━━ Records for the exercise ━━

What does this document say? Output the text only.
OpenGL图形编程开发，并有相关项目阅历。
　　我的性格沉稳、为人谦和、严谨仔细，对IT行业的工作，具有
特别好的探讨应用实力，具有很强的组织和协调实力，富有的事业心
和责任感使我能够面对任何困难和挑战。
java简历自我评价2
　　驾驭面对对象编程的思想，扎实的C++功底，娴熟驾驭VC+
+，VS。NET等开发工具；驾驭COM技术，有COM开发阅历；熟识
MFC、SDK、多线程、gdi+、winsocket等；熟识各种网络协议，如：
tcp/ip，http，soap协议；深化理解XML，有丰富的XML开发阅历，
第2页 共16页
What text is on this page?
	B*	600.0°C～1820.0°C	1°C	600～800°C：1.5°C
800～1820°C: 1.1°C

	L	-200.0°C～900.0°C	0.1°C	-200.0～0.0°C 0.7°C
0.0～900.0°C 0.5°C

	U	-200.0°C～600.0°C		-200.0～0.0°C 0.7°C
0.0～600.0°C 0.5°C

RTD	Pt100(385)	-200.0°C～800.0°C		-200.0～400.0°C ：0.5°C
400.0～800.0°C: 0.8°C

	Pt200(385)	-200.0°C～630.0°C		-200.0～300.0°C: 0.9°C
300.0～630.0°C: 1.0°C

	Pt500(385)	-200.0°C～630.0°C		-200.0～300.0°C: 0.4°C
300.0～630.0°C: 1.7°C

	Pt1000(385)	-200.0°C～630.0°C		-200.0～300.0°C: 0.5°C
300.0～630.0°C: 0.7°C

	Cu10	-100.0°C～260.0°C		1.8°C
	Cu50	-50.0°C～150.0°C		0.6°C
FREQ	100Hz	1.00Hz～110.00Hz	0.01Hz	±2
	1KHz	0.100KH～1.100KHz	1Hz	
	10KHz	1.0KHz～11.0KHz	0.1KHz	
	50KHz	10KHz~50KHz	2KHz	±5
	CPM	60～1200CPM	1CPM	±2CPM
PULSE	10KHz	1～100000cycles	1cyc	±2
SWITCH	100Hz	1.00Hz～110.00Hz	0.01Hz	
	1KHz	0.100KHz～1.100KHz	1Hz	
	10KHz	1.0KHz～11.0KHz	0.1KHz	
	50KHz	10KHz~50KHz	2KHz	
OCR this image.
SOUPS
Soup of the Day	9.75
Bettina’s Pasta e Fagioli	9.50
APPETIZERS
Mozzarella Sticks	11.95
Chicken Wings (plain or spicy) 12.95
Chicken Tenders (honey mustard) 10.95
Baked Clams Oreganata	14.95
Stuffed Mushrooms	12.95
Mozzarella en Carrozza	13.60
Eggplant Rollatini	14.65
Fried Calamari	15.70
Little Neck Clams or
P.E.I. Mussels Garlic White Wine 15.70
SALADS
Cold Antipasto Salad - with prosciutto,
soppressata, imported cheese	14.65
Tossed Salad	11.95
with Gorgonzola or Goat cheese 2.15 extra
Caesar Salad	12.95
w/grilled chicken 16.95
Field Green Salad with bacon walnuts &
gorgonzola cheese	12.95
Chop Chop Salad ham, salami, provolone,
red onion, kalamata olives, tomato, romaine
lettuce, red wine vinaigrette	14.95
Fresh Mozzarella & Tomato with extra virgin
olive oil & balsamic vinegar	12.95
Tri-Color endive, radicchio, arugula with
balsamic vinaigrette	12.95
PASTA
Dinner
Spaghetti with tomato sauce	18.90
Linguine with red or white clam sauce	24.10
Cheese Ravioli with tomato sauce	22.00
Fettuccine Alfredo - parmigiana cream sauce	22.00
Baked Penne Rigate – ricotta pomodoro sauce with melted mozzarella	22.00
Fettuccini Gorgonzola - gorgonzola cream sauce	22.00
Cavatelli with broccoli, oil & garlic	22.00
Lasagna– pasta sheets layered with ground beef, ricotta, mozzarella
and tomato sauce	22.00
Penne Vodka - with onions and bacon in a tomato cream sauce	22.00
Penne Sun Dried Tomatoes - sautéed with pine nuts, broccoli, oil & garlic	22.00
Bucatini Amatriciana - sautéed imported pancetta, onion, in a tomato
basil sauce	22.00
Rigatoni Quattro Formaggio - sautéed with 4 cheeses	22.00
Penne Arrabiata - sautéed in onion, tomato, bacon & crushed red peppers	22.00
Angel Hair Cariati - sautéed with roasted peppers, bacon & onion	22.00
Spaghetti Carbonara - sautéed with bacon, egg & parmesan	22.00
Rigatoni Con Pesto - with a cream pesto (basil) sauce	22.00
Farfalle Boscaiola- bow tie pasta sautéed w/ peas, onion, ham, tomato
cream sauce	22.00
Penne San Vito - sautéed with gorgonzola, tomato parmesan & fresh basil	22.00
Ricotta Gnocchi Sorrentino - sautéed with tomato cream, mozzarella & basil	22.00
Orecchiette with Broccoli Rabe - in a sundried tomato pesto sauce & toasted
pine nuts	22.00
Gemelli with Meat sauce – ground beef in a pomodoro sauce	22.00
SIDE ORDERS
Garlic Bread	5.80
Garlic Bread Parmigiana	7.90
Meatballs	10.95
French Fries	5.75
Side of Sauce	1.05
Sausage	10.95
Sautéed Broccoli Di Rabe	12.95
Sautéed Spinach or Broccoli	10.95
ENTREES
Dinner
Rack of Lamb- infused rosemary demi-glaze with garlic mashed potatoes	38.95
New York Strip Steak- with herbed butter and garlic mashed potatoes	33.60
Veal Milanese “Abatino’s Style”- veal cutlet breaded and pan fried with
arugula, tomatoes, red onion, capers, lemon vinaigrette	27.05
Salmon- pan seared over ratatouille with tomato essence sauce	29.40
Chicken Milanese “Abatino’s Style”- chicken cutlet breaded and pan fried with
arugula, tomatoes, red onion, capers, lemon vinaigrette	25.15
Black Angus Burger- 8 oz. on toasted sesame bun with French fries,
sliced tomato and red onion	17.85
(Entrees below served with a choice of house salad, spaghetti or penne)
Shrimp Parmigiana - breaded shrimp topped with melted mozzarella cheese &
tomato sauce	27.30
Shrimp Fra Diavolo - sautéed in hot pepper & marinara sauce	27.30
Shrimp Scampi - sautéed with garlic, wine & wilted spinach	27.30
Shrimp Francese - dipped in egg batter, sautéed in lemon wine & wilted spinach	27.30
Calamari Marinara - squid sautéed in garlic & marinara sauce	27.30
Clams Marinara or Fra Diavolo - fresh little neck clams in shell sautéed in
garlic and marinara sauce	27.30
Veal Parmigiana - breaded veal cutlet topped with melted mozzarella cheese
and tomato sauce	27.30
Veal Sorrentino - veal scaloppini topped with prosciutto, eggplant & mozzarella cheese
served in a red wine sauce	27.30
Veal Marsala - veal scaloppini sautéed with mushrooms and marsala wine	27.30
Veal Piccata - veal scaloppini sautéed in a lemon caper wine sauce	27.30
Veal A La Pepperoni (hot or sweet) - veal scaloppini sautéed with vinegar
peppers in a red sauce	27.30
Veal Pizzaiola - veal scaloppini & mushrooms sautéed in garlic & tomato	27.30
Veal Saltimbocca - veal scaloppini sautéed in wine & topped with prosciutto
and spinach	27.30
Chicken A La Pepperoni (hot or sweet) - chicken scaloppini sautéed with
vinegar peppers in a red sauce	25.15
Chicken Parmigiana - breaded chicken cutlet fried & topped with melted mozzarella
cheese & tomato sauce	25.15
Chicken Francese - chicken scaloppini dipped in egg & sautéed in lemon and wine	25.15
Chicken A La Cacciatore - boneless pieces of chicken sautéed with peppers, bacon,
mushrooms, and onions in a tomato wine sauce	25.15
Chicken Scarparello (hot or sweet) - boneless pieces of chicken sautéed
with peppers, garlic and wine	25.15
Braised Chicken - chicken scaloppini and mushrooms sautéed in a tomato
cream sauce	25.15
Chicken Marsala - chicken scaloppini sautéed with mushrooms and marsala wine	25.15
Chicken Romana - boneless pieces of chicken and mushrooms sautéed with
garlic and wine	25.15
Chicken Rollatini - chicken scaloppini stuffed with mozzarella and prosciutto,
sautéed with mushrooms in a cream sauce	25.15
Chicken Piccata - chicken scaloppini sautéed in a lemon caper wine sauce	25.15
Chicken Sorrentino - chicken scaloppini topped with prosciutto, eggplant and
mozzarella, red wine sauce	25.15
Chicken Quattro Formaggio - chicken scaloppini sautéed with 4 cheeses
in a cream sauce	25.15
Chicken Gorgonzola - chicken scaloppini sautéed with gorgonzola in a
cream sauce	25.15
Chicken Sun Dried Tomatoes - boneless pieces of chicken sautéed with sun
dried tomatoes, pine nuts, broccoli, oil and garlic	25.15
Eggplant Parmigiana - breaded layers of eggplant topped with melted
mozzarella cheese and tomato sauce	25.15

━━━

* [Work instructions] A number is the only answer here: how many lines of the material above contain "What"?

* [Correct output] 2